Problem: Will you extract the entries word for word? Images should not appear in the copy.
━━━ Excerpted data ━━━
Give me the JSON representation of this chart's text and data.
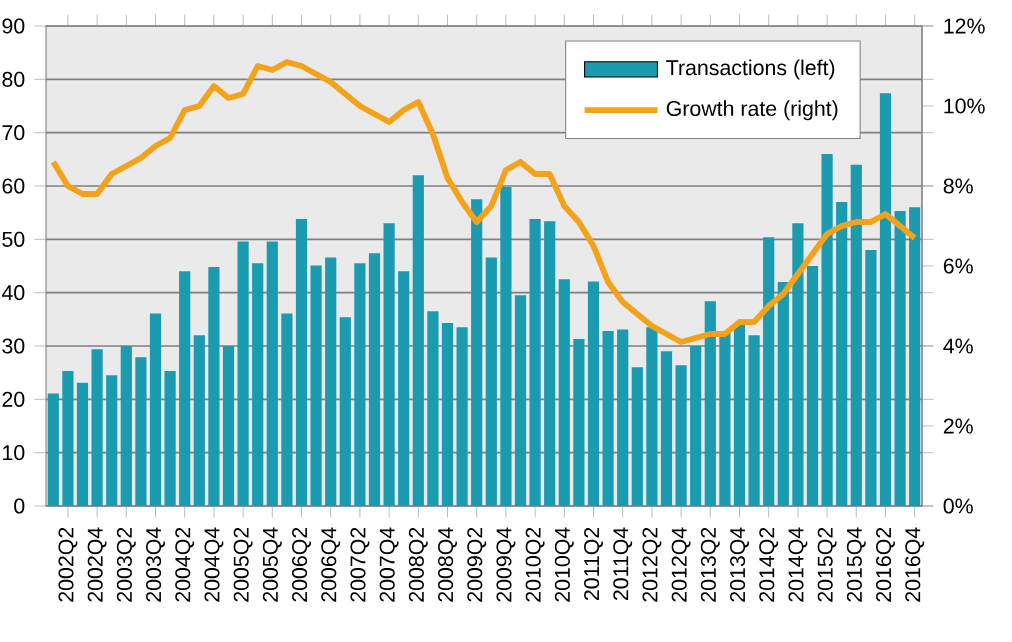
{
  "chart_data": {
    "type": "bar",
    "categories": [
      null,
      "2002Q2",
      null,
      "2002Q4",
      null,
      "2003Q2",
      null,
      "2003Q4",
      null,
      "2004Q2",
      null,
      "2004Q4",
      null,
      "2005Q2",
      null,
      "2005Q4",
      null,
      "2006Q2",
      null,
      "2006Q4",
      null,
      "2007Q2",
      null,
      "2007Q4",
      null,
      "2008Q2",
      null,
      "2008Q4",
      null,
      "2009Q2",
      null,
      "2009Q4",
      null,
      "2010Q2",
      null,
      "2010Q4",
      null,
      "2011Q2",
      null,
      "2011Q4",
      null,
      "2012Q2",
      null,
      "2012Q4",
      null,
      "2013Q2",
      null,
      "2013Q4",
      null,
      "2014Q2",
      null,
      "2014Q4",
      null,
      "2015Q2",
      null,
      "2015Q4",
      null,
      "2016Q2",
      null,
      "2016Q4"
    ],
    "series": [
      {
        "name": "Transactions (left)",
        "color": "#1a9bb0",
        "values": [
          21.1,
          25.3,
          23.1,
          29.4,
          24.5,
          30,
          27.9,
          36.1,
          25.3,
          44,
          32,
          44.8,
          30,
          49.6,
          45.5,
          49.6,
          36.1,
          53.8,
          45.1,
          46.6,
          35.4,
          45.5,
          47.4,
          53,
          44,
          62,
          36.5,
          34.3,
          33.5,
          57.5,
          46.6,
          59.8,
          39.5,
          53.8,
          53.4,
          42.5,
          31.3,
          42.1,
          32.8,
          33.1,
          26,
          33.5,
          29,
          26.4,
          30,
          38.4,
          32.5,
          34,
          32,
          50.4,
          42,
          53,
          45,
          66,
          57,
          64,
          48,
          77.4,
          55.3,
          56
        ]
      },
      {
        "name": "Growth rate (right)",
        "type": "line",
        "axis": "y2",
        "color": "#f5a21b",
        "values": [
          8.6,
          8.0,
          7.8,
          7.8,
          8.3,
          8.5,
          8.7,
          9.0,
          9.2,
          9.9,
          10.0,
          10.5,
          10.2,
          10.3,
          11.0,
          10.9,
          11.1,
          11.0,
          10.8,
          10.6,
          10.3,
          10.0,
          9.8,
          9.6,
          9.9,
          10.1,
          9.3,
          8.2,
          7.6,
          7.1,
          7.5,
          8.4,
          8.6,
          8.3,
          8.3,
          7.5,
          7.1,
          6.5,
          5.6,
          5.1,
          4.8,
          4.5,
          4.3,
          4.1,
          4.2,
          4.3,
          4.3,
          4.6,
          4.6,
          5.0,
          5.3,
          5.8,
          6.3,
          6.8,
          7.0,
          7.1,
          7.1,
          7.3,
          7.0,
          6.7
        ]
      }
    ],
    "ylim": [
      0,
      90
    ],
    "yticks": [
      0,
      10,
      20,
      30,
      40,
      50,
      60,
      70,
      80,
      90
    ],
    "y2lim": [
      0,
      12
    ],
    "y2ticks": [
      {
        "value": 0,
        "label": "0%"
      },
      {
        "value": 2,
        "label": "2%"
      },
      {
        "value": 4,
        "label": "4%"
      },
      {
        "value": 6,
        "label": "6%"
      },
      {
        "value": 8,
        "label": "8%"
      },
      {
        "value": 10,
        "label": "10%"
      },
      {
        "value": 12,
        "label": "12%"
      }
    ],
    "grid": "y",
    "legend": "top right"
  }
}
━━━
Written solution:
Give me the JSON representation of this chart's text and data.
{
  "chart_data": {
    "type": "bar",
    "categories": [
      null,
      "2002Q2",
      null,
      "2002Q4",
      null,
      "2003Q2",
      null,
      "2003Q4",
      null,
      "2004Q2",
      null,
      "2004Q4",
      null,
      "2005Q2",
      null,
      "2005Q4",
      null,
      "2006Q2",
      null,
      "2006Q4",
      null,
      "2007Q2",
      null,
      "2007Q4",
      null,
      "2008Q2",
      null,
      "2008Q4",
      null,
      "2009Q2",
      null,
      "2009Q4",
      null,
      "2010Q2",
      null,
      "2010Q4",
      null,
      "2011Q2",
      null,
      "2011Q4",
      null,
      "2012Q2",
      null,
      "2012Q4",
      null,
      "2013Q2",
      null,
      "2013Q4",
      null,
      "2014Q2",
      null,
      "2014Q4",
      null,
      "2015Q2",
      null,
      "2015Q4",
      null,
      "2016Q2",
      null,
      "2016Q4"
    ],
    "series": [
      {
        "name": "Transactions (left)",
        "color": "#1a9bb0",
        "values": [
          21.1,
          25.3,
          23.1,
          29.4,
          24.5,
          30,
          27.9,
          36.1,
          25.3,
          44,
          32,
          44.8,
          30,
          49.6,
          45.5,
          49.6,
          36.1,
          53.8,
          45.1,
          46.6,
          35.4,
          45.5,
          47.4,
          53,
          44,
          62,
          36.5,
          34.3,
          33.5,
          57.5,
          46.6,
          59.8,
          39.5,
          53.8,
          53.4,
          42.5,
          31.3,
          42.1,
          32.8,
          33.1,
          26,
          33.5,
          29,
          26.4,
          30,
          38.4,
          32.5,
          34,
          32,
          50.4,
          42,
          53,
          45,
          66,
          57,
          64,
          48,
          77.4,
          55.3,
          56
        ]
      },
      {
        "name": "Growth rate (right)",
        "type": "line",
        "axis": "y2",
        "color": "#f5a21b",
        "values": [
          8.6,
          8.0,
          7.8,
          7.8,
          8.3,
          8.5,
          8.7,
          9.0,
          9.2,
          9.9,
          10.0,
          10.5,
          10.2,
          10.3,
          11.0,
          10.9,
          11.1,
          11.0,
          10.8,
          10.6,
          10.3,
          10.0,
          9.8,
          9.6,
          9.9,
          10.1,
          9.3,
          8.2,
          7.6,
          7.1,
          7.5,
          8.4,
          8.6,
          8.3,
          8.3,
          7.5,
          7.1,
          6.5,
          5.6,
          5.1,
          4.8,
          4.5,
          4.3,
          4.1,
          4.2,
          4.3,
          4.3,
          4.6,
          4.6,
          5.0,
          5.3,
          5.8,
          6.3,
          6.8,
          7.0,
          7.1,
          7.1,
          7.3,
          7.0,
          6.7
        ]
      }
    ],
    "ylim": [
      0,
      90
    ],
    "yticks": [
      0,
      10,
      20,
      30,
      40,
      50,
      60,
      70,
      80,
      90
    ],
    "y2lim": [
      0,
      12
    ],
    "y2ticks": [
      {
        "value": 0,
        "label": "0%"
      },
      {
        "value": 2,
        "label": "2%"
      },
      {
        "value": 4,
        "label": "4%"
      },
      {
        "value": 6,
        "label": "6%"
      },
      {
        "value": 8,
        "label": "8%"
      },
      {
        "value": 10,
        "label": "10%"
      },
      {
        "value": 12,
        "label": "12%"
      }
    ],
    "grid": "y",
    "legend": "top right"
  }
}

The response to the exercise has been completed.